_SET PROBLEM_: Copy the items below word for word, everything from the line containing "- series-2-point: [269, 283, 285, 299]" down to the line containing "- chart-title: trackId", with both of those lines included.

_PROVIDED DATA_:
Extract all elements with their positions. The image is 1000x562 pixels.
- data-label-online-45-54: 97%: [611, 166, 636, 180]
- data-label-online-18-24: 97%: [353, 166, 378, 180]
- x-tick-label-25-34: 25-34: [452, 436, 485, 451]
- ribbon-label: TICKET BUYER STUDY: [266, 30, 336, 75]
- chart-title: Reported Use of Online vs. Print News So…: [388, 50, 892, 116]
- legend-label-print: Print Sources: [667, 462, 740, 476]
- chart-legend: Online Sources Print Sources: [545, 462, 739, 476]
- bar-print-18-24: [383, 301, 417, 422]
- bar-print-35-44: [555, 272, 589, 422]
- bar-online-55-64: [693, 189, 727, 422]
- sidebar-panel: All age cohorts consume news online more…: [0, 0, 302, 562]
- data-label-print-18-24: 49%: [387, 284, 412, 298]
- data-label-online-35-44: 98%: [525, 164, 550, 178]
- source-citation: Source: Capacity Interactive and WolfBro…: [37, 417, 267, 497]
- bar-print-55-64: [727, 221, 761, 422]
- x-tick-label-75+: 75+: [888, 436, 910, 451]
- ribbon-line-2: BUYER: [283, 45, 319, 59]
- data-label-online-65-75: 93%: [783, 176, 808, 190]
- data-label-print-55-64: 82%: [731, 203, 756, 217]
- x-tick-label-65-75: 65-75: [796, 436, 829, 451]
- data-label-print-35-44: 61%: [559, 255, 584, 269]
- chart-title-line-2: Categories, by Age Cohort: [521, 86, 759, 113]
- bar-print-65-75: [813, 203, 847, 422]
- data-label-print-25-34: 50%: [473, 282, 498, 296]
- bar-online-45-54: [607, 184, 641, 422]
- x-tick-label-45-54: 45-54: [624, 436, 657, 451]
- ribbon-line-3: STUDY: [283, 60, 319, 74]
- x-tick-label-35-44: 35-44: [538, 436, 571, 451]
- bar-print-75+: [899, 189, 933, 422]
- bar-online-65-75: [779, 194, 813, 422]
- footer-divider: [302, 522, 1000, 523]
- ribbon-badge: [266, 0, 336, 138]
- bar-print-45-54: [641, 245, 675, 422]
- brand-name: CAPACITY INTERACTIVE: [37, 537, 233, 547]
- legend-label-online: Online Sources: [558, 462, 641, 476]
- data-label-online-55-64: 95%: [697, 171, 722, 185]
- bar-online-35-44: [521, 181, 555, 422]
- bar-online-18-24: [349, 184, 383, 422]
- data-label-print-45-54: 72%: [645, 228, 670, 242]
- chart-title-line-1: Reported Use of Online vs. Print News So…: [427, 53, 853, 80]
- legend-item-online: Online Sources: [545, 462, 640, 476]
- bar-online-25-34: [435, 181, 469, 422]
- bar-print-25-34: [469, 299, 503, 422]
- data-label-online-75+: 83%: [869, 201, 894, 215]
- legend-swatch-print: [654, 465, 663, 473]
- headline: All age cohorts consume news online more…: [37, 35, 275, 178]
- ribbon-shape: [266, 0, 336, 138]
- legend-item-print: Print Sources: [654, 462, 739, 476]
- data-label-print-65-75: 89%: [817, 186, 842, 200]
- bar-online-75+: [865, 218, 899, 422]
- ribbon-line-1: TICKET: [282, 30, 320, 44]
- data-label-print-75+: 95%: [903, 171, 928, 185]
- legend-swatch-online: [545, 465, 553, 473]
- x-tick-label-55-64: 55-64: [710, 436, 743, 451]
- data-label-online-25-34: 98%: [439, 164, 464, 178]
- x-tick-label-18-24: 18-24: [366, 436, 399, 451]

...

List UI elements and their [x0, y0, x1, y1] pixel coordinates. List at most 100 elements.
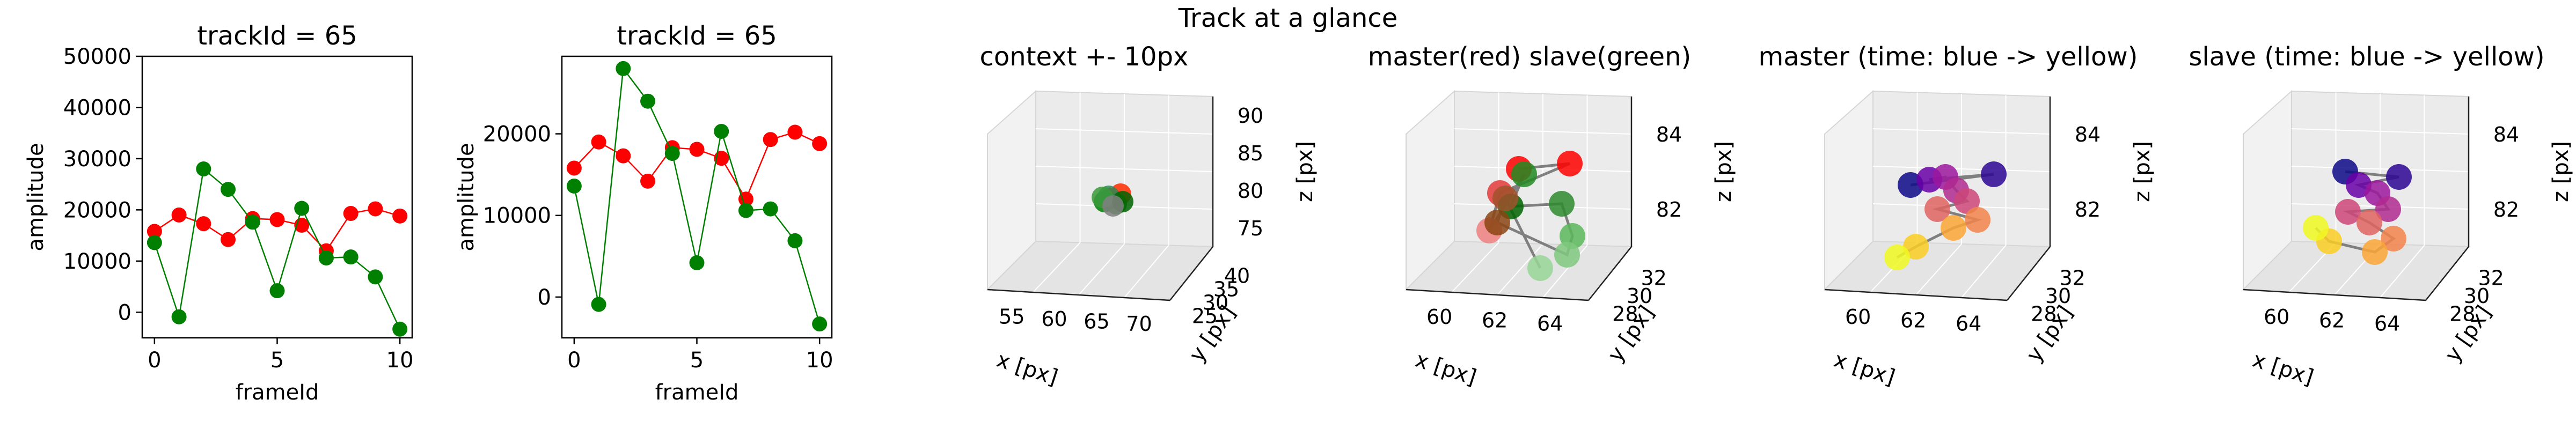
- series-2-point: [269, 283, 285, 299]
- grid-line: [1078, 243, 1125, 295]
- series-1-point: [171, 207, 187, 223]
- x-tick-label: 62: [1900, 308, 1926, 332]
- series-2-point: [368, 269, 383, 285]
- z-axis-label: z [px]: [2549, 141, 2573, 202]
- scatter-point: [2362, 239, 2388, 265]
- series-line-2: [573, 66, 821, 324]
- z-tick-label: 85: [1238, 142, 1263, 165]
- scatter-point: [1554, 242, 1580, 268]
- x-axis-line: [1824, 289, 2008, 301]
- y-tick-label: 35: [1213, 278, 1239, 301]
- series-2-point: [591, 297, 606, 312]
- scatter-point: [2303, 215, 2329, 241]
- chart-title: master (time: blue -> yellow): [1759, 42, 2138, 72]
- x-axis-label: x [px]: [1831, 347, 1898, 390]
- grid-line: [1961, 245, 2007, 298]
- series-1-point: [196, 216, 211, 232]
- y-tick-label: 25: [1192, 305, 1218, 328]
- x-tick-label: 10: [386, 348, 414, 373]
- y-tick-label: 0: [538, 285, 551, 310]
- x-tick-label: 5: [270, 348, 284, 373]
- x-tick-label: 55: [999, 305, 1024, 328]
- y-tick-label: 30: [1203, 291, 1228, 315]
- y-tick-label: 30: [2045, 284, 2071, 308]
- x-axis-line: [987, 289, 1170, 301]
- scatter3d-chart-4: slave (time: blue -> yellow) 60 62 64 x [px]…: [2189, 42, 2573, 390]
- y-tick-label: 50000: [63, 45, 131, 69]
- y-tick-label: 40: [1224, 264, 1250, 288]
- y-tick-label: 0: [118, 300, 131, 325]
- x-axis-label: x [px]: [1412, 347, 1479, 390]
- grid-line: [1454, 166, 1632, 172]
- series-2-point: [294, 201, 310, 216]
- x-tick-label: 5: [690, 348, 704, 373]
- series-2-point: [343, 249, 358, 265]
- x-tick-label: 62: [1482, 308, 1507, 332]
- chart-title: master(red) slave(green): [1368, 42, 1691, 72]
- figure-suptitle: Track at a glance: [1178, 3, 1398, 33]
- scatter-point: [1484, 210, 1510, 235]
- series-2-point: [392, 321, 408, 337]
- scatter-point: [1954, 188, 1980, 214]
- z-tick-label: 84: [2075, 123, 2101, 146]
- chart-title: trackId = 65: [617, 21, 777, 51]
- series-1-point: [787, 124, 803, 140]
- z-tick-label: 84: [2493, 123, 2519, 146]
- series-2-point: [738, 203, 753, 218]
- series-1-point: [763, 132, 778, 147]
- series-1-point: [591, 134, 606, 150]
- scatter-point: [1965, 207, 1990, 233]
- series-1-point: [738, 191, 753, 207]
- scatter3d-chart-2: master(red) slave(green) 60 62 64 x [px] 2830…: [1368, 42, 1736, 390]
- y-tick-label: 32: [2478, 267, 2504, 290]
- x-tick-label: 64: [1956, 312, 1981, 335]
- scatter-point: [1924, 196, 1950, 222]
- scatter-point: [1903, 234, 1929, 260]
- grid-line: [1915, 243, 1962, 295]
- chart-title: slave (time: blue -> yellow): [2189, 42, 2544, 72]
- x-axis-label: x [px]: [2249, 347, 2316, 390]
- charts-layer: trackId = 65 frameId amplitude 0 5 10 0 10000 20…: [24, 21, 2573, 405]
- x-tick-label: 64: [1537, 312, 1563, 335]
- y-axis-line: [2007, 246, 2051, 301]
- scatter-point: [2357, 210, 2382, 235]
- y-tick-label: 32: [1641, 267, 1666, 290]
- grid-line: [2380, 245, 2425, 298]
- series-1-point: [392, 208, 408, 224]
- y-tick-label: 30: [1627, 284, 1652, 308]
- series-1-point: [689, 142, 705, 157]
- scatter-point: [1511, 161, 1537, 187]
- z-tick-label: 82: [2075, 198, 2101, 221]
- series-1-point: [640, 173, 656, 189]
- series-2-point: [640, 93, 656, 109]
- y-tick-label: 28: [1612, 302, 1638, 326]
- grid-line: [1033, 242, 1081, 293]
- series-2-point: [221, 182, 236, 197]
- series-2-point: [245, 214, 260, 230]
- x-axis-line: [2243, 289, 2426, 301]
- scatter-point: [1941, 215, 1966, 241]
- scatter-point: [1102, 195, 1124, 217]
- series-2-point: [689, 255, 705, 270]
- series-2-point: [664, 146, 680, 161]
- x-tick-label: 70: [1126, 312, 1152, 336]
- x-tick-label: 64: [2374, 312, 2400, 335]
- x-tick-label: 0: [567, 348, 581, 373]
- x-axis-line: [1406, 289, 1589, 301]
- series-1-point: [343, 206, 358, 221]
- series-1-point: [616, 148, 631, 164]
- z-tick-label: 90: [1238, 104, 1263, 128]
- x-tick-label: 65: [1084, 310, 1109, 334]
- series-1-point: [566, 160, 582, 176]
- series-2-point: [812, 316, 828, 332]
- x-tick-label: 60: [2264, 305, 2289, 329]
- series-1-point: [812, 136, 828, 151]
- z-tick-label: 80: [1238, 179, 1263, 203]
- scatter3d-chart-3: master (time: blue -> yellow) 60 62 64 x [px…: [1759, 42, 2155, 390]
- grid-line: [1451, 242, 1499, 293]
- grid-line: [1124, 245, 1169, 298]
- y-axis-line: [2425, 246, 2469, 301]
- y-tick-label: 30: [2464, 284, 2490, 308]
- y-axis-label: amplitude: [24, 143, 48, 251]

_ANSWER BELOW_:
- series-2-point: [269, 283, 285, 299]
- grid-line: [1078, 243, 1125, 295]
- series-1-point: [171, 207, 187, 223]
- x-tick-label: 62: [1900, 308, 1926, 332]
- series-2-point: [368, 269, 383, 285]
- z-axis-label: z [px]: [2549, 141, 2573, 202]
- scatter-point: [2362, 239, 2388, 265]
- series-line-2: [573, 66, 821, 324]
- z-tick-label: 85: [1238, 142, 1263, 165]
- scatter-point: [1554, 242, 1580, 268]
- x-axis-line: [1824, 289, 2008, 301]
- y-tick-label: 35: [1213, 278, 1239, 301]
- series-2-point: [591, 297, 606, 312]
- scatter-point: [2303, 215, 2329, 241]
- chart-title: master (time: blue -> yellow): [1759, 42, 2138, 72]
- x-axis-label: x [px]: [1831, 347, 1898, 390]
- grid-line: [1961, 245, 2007, 298]
- series-1-point: [196, 216, 211, 232]
- y-tick-label: 25: [1192, 305, 1218, 328]
- x-tick-label: 10: [386, 348, 414, 373]
- y-tick-label: 0: [538, 285, 551, 310]
- x-tick-label: 5: [270, 348, 284, 373]
- x-tick-label: 55: [999, 305, 1024, 328]
- y-tick-label: 30: [1203, 291, 1228, 315]
- y-tick-label: 30: [2045, 284, 2071, 308]
- x-axis-line: [987, 289, 1170, 301]
- scatter3d-chart-4: slave (time: blue -> yellow) 60 62 64 x [px]…: [2189, 42, 2573, 390]
- y-tick-label: 50000: [63, 45, 131, 69]
- y-tick-label: 40: [1224, 264, 1250, 288]
- y-tick-label: 0: [118, 300, 131, 325]
- x-axis-label: x [px]: [1412, 347, 1479, 390]
- grid-line: [1454, 166, 1632, 172]
- series-2-point: [294, 201, 310, 216]
- x-tick-label: 5: [690, 348, 704, 373]
- series-2-point: [343, 249, 358, 265]
- x-tick-label: 62: [1482, 308, 1507, 332]
- chart-title: master(red) slave(green): [1368, 42, 1691, 72]
- figure-suptitle: Track at a glance: [1178, 3, 1398, 33]
- scatter-point: [1484, 210, 1510, 235]
- series-2-point: [392, 321, 408, 337]
- scatter-point: [1954, 188, 1980, 214]
- z-tick-label: 84: [2075, 123, 2101, 146]
- chart-title: trackId = 65: [617, 21, 777, 51]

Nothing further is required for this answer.